- _TAREFAS A REALIZAR_
a: Transcreva do texto sobre a conferência na Assembleia da República o trecho entre "Cada interveniente tinha" e "e de qualidade.", ambos incluídos.
b: Prossiga o texto sobre a conferência na Assembleia da República a partir da última frase apresentada.

- _BLOCO DE TEXTO_
# # # # #

No passado dia 21 de janeiro, estive presente na conferência organizada pela Comissão de Educação e Ciência na Assembleia da República.
Marcou presença ,como orador, o Presidente do Conselho de Reitores das Universidades Portuguesas (CRUP), Paulo Jorge Ferreira, que também é Reitor da Universidade de Aveiro; José dos Santos Costa, vogal da Comissão Permanente do Conselho Coordenador dos Institutos Superiores (CCIPS); Manuel José Damásio, vice-presidente da Associação Portuguesa de Ensino Superior Privado (APESP); José António de Sousa Moreira, Presidente do Sindicato Nacional do Ensino Superior (SNESUP); Tiago Dias, Coordenador Nacional do Departamento do Ensino Superior e Investigação da Federação Nacional dos Professores (FENPROF); José Manuel Cordeiro, Vice-secretário Geral da Federação Nacional da Educação (FNE) sendo o moderador António Firmino da Costa, Coordenador da Comissão Especializada Permanente “Educação Superior, Ciência e Tecnologia” do Conselho Nacional de Educação (CNE), Presidente da Comissão foi Manuela Tender, também ela deputada na Assembleia da República.
Cada interveniente tinha 12 minutos para falar sobre o tema e, depois, cada deputado das forças políticas presentes tinham 3 minutos.
Painel de excelência para a defesa da valorização da carreira do docente do ensino superior.
Relembro que a carreira de docente do Ensino Superior está estagnada há cerca de 20 anos e a lei base do Ensino Superior há cerca de 40 anos.
O Ensino Superior tem sido fulcral no desenvolvimento do nosso país, pelo menos desde 1974. As empresas ganharam, a economia ganhou, a gestão e as gestões de recursos humanos ganharam, assim como na intelectualidade do ser como individual como o país na sua génese. Hoje temos uma população qualificada que nos anos antes de 74 não tínhamos. O Ensino Superior é um direito universal, democrático e de qualidade.
Mas a carreira de docentes tem de acompanhar esta evolução. Existem 3 carreiras: a do universitário, do politécnico e do investigador.

# # # # #

- _DADOS FORNECIDOS_
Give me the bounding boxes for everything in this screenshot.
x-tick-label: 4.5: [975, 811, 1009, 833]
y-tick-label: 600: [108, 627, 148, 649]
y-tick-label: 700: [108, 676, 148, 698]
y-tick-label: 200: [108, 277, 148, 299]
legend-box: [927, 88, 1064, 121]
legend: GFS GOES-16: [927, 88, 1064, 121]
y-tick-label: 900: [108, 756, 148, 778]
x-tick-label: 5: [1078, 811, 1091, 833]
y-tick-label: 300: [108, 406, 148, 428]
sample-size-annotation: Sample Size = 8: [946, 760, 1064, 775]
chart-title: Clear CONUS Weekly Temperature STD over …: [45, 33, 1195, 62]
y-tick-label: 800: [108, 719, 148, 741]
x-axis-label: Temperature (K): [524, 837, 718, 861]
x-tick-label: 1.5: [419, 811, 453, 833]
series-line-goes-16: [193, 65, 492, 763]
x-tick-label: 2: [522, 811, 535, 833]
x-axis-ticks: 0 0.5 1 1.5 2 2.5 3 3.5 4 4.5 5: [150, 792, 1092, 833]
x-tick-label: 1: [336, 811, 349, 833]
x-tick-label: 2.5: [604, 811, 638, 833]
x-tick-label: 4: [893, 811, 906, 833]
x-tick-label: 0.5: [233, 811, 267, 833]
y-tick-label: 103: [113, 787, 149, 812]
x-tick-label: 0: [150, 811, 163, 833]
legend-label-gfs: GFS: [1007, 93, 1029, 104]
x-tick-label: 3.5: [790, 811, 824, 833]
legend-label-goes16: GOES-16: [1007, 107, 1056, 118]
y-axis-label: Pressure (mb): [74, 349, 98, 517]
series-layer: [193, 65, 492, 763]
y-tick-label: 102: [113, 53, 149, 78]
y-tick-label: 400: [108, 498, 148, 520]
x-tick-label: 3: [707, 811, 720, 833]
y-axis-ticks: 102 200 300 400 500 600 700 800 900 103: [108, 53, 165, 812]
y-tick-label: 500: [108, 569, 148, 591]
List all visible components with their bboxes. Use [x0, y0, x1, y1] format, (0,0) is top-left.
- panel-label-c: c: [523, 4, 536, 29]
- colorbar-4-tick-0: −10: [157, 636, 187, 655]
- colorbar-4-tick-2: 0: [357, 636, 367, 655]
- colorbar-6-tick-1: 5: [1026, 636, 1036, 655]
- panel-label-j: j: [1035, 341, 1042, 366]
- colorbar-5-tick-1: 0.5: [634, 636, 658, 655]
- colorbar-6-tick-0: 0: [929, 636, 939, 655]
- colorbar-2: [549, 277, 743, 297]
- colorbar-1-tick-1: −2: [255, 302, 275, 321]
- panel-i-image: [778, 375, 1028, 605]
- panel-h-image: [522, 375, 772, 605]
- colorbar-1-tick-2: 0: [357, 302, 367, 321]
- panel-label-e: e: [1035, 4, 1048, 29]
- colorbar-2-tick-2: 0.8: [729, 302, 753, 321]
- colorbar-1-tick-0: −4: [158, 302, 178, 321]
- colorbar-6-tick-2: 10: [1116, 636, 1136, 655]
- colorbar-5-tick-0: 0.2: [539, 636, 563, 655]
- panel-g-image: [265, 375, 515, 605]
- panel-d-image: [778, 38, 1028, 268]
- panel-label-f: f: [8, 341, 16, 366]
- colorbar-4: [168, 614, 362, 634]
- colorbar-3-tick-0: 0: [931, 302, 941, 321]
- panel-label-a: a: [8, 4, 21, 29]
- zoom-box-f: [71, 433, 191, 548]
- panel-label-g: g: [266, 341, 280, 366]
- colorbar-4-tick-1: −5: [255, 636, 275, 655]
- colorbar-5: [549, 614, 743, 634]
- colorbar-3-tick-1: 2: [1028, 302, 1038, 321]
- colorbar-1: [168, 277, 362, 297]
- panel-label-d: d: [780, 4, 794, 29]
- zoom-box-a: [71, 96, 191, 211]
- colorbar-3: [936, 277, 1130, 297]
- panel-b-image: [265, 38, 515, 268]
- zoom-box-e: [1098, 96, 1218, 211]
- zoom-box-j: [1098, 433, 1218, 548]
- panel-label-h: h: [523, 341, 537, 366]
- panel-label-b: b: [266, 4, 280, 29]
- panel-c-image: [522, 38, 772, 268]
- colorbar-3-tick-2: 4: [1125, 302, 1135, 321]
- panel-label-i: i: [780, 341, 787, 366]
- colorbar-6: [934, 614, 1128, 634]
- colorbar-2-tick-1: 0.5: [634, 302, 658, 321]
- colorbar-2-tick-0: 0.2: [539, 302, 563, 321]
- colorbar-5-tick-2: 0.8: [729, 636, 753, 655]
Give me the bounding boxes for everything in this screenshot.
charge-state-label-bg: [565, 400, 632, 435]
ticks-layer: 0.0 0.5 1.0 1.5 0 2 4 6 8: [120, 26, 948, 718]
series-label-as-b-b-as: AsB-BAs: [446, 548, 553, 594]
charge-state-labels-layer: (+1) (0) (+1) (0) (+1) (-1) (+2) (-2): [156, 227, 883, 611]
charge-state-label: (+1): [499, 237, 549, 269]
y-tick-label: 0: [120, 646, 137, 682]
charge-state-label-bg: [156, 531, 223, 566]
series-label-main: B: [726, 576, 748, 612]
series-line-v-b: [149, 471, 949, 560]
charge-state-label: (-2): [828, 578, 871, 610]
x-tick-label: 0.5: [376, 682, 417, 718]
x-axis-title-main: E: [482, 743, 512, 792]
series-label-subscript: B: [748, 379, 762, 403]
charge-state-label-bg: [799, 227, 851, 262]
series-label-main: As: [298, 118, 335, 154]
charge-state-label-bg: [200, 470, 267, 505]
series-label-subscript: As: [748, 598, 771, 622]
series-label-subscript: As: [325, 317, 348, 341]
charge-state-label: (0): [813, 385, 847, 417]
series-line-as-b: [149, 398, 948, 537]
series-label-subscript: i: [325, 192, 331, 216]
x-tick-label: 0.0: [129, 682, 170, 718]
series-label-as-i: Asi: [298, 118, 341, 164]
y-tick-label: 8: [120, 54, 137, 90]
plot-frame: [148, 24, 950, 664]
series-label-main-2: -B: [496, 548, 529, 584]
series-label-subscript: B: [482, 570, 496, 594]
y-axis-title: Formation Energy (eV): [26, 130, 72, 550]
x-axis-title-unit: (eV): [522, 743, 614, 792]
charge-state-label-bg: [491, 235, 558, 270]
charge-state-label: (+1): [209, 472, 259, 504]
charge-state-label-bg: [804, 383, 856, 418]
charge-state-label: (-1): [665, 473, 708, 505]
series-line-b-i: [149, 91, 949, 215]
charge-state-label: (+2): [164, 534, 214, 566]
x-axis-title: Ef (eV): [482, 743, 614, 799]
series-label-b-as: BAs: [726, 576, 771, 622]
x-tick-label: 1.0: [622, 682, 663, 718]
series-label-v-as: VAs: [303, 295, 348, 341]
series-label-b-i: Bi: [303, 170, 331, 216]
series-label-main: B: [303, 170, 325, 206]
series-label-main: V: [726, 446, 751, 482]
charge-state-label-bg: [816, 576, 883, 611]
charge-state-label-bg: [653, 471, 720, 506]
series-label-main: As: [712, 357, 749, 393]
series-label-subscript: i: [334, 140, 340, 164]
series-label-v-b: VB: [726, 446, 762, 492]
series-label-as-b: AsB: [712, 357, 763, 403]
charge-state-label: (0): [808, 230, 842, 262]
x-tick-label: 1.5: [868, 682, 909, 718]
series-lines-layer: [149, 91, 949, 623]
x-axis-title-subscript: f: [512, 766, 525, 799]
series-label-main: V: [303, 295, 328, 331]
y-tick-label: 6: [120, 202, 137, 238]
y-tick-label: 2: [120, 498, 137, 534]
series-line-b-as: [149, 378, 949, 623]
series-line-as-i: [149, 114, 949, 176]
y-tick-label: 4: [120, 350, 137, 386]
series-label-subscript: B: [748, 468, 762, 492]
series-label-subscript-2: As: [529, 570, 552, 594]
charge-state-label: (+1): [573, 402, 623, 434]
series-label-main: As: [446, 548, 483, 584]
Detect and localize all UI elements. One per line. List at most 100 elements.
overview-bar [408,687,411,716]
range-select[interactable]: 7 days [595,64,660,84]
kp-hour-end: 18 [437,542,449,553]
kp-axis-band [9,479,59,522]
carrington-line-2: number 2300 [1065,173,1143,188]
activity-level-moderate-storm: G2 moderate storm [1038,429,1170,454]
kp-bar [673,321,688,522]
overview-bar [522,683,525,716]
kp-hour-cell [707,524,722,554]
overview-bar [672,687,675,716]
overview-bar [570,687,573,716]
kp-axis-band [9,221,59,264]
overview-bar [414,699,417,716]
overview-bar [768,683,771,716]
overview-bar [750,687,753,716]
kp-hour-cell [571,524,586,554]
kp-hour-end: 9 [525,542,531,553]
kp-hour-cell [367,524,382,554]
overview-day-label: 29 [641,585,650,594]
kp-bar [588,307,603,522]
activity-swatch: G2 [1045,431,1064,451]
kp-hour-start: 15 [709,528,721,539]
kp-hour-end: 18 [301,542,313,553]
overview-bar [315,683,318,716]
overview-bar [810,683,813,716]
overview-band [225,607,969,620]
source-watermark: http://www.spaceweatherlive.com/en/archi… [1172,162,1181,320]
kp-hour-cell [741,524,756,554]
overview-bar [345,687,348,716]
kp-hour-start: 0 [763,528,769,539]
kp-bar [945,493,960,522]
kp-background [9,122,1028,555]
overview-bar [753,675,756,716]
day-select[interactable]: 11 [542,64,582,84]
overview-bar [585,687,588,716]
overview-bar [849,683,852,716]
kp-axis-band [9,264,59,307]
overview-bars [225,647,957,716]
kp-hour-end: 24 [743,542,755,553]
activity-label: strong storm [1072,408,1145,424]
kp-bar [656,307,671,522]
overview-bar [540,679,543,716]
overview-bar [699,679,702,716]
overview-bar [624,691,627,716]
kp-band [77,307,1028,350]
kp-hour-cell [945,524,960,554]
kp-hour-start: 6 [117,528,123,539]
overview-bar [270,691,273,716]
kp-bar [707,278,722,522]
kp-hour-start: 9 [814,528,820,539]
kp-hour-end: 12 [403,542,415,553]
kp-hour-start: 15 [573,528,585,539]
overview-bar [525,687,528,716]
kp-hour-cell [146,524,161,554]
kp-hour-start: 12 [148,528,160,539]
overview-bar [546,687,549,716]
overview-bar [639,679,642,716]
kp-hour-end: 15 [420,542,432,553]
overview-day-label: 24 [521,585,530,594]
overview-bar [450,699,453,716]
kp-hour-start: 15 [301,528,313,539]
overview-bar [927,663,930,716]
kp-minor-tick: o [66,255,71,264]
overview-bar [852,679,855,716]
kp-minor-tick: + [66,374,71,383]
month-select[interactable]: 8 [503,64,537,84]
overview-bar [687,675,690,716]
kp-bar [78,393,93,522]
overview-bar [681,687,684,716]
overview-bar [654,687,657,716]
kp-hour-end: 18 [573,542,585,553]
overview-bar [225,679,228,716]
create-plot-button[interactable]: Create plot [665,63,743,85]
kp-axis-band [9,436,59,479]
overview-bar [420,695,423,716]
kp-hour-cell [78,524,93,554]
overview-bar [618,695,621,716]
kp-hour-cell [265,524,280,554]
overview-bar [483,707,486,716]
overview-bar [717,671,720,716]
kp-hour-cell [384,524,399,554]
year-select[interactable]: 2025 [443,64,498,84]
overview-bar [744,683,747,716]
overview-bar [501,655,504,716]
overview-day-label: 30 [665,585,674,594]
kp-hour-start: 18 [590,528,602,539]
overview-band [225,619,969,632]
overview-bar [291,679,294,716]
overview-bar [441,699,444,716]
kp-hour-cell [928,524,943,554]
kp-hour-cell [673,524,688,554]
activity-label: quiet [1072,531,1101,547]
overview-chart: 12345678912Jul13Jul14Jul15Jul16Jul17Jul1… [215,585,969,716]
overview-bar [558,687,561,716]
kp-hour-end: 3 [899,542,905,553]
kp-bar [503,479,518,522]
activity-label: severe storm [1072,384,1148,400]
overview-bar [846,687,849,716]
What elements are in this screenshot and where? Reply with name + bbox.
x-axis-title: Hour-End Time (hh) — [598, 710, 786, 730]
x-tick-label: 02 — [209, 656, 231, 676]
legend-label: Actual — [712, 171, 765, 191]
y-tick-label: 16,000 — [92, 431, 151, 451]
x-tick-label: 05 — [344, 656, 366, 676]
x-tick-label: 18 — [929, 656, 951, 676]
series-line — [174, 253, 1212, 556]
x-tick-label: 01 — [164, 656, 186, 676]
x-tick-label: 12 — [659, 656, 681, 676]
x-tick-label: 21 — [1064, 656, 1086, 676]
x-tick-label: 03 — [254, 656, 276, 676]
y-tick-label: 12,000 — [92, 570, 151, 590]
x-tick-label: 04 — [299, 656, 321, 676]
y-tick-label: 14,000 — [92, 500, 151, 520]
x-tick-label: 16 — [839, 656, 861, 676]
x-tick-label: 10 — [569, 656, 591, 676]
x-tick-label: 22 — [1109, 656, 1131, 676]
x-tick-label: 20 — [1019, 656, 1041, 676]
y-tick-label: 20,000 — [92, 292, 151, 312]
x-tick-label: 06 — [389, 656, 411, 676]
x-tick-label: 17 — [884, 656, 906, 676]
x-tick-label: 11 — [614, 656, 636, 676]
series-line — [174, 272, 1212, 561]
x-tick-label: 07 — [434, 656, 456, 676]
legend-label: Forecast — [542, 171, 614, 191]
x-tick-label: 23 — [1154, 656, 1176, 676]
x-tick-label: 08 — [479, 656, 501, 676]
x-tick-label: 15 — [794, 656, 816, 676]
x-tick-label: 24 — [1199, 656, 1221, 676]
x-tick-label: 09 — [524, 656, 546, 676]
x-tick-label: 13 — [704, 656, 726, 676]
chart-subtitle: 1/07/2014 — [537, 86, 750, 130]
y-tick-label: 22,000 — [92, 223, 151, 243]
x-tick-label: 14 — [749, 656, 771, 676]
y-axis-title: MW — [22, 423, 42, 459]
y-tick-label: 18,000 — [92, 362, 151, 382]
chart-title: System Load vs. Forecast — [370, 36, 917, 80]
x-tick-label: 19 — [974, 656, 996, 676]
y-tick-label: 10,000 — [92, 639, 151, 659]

# # # # #

- _RESPOSTAS ESCRITAS_
a:
Cada interveniente tinha 12 minutos para falar sobre o tema e, depois, cada deputado das forças políticas presentes tinham 3 minutos.
Painel de excelência para a defesa da valorização da carreira do docente do ensino superior.
Relembro que a carreira de docente do Ensino Superior está estagnada há cerca de 20 anos e a lei base do Ensino Superior há cerca de 40 anos.
O Ensino Superior tem sido fulcral no desenvolvimento do nosso país, pelo menos desde 1974. As empresas ganharam, a economia ganhou, a gestão e as gestões de recursos humanos ganharam, assim como na intelectualidade do ser como individual como o país na sua génese. Hoje temos uma população qualificada que nos anos antes de 74 não tínhamos. O Ensino Superior é um direito universal, democrático e de qualidade.

b:
Existem professores auxiliares que nunca passaram desta carreira e já mereciam, há muito tempo, subir na sua carreira.
O salário é precário e não acompanha o seu papel fundamental da vida de uma sociedade.
Relembro que as Instituições do Ensino Superior (IES) são fundamentais para o desenvolvimento de qualquer localidade onde se insere.
É importante também agir o mais rápido possível. Os quadros das IES são envelhecidos, a percentagem ronda 50%, onde o docente tem mais de 50 anos o que significa que, se as medidas de fixar os docentes nas instituições e o paradigma não mudarem, iremos ter uma crise já verificada nos ensinos básicos e secundários. A valorização salarial e os concursos têm de ser revistos para que os jovens recém-formados queiram seguir a vertente de ensino.
Na proposta de projeto do Regime Jurídico das Instituições de Ensino Superior (RJIES) apresentada pelo Ministro da Educação, Prof. Dr. Fernando Alexandre, no artigo 47º, ponto 3, lê-se: “Nos três anos subsequentes à obtenção do grau de doutor, um doutorado não pode ser contratado como docente ou investigador, nem exercer funções docentes ou de investigação, na instituição que lhe confere esse grau.”. Tenhamos noção do problema que estamos a criar, principalmente nas instituições do interior do país.
A questão que deixo é: porque não podem as instituições ficar com os doutorantes de qualidade para a sua instituição?
Saibamos ser ponderados e não tenhamos o objetivo de empobrecer o Ensino Superior português por caprichos!
Os docentes e investigadores do Ensino Superior tem de ser valorizados e não colocados numa prateleira.